Stated task: Return all of the entries exactly as written.

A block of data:
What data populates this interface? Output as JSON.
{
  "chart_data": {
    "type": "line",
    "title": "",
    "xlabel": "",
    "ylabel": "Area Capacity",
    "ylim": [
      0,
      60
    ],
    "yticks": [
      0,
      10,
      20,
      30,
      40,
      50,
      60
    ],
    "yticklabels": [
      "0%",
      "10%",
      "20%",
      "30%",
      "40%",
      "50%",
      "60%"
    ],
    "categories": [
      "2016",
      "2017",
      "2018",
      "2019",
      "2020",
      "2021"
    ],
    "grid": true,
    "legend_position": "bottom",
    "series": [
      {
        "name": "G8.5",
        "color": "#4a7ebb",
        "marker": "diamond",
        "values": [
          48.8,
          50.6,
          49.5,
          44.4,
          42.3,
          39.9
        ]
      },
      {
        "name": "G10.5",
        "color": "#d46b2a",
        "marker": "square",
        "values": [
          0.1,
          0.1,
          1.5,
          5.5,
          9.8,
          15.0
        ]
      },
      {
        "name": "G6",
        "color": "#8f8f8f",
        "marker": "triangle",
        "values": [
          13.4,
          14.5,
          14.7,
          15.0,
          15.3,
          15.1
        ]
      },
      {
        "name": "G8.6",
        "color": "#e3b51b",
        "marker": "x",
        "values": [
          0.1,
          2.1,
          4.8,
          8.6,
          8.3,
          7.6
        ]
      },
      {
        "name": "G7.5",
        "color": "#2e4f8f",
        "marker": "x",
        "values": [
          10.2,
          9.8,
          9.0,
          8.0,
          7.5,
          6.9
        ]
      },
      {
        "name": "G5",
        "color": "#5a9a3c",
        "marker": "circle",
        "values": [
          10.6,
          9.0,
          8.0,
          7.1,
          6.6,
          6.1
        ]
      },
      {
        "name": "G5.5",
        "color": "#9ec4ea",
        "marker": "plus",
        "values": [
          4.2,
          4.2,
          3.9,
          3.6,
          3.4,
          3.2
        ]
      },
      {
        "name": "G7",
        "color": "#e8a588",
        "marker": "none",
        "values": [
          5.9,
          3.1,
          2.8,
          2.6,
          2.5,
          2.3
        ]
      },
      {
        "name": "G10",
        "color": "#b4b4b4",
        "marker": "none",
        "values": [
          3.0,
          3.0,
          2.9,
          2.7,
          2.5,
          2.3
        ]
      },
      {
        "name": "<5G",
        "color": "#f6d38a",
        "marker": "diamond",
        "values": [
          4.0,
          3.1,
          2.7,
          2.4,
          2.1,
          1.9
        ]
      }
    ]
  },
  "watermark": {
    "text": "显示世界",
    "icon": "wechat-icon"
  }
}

Response below:
What data populates this interface? Output as JSON.
{
  "chart_data": {
    "type": "line",
    "title": "",
    "xlabel": "",
    "ylabel": "Area Capacity",
    "ylim": [
      0,
      60
    ],
    "yticks": [
      0,
      10,
      20,
      30,
      40,
      50,
      60
    ],
    "yticklabels": [
      "0%",
      "10%",
      "20%",
      "30%",
      "40%",
      "50%",
      "60%"
    ],
    "categories": [
      "2016",
      "2017",
      "2018",
      "2019",
      "2020",
      "2021"
    ],
    "grid": true,
    "legend_position": "bottom",
    "series": [
      {
        "name": "G8.5",
        "color": "#4a7ebb",
        "marker": "diamond",
        "values": [
          48.8,
          50.6,
          49.5,
          44.4,
          42.3,
          39.9
        ]
      },
      {
        "name": "G10.5",
        "color": "#d46b2a",
        "marker": "square",
        "values": [
          0.1,
          0.1,
          1.5,
          5.5,
          9.8,
          15.0
        ]
      },
      {
        "name": "G6",
        "color": "#8f8f8f",
        "marker": "triangle",
        "values": [
          13.4,
          14.5,
          14.7,
          15.0,
          15.3,
          15.1
        ]
      },
      {
        "name": "G8.6",
        "color": "#e3b51b",
        "marker": "x",
        "values": [
          0.1,
          2.1,
          4.8,
          8.6,
          8.3,
          7.6
        ]
      },
      {
        "name": "G7.5",
        "color": "#2e4f8f",
        "marker": "x",
        "values": [
          10.2,
          9.8,
          9.0,
          8.0,
          7.5,
          6.9
        ]
      },
      {
        "name": "G5",
        "color": "#5a9a3c",
        "marker": "circle",
        "values": [
          10.6,
          9.0,
          8.0,
          7.1,
          6.6,
          6.1
        ]
      },
      {
        "name": "G5.5",
        "color": "#9ec4ea",
        "marker": "plus",
        "values": [
          4.2,
          4.2,
          3.9,
          3.6,
          3.4,
          3.2
        ]
      },
      {
        "name": "G7",
        "color": "#e8a588",
        "marker": "none",
        "values": [
          5.9,
          3.1,
          2.8,
          2.6,
          2.5,
          2.3
        ]
      },
      {
        "name": "G10",
        "color": "#b4b4b4",
        "marker": "none",
        "values": [
          3.0,
          3.0,
          2.9,
          2.7,
          2.5,
          2.3
        ]
      },
      {
        "name": "<5G",
        "color": "#f6d38a",
        "marker": "diamond",
        "values": [
          4.0,
          3.1,
          2.7,
          2.4,
          2.1,
          1.9
        ]
      }
    ]
  },
  "watermark": {
    "text": "显示世界",
    "icon": "wechat-icon"
  }
}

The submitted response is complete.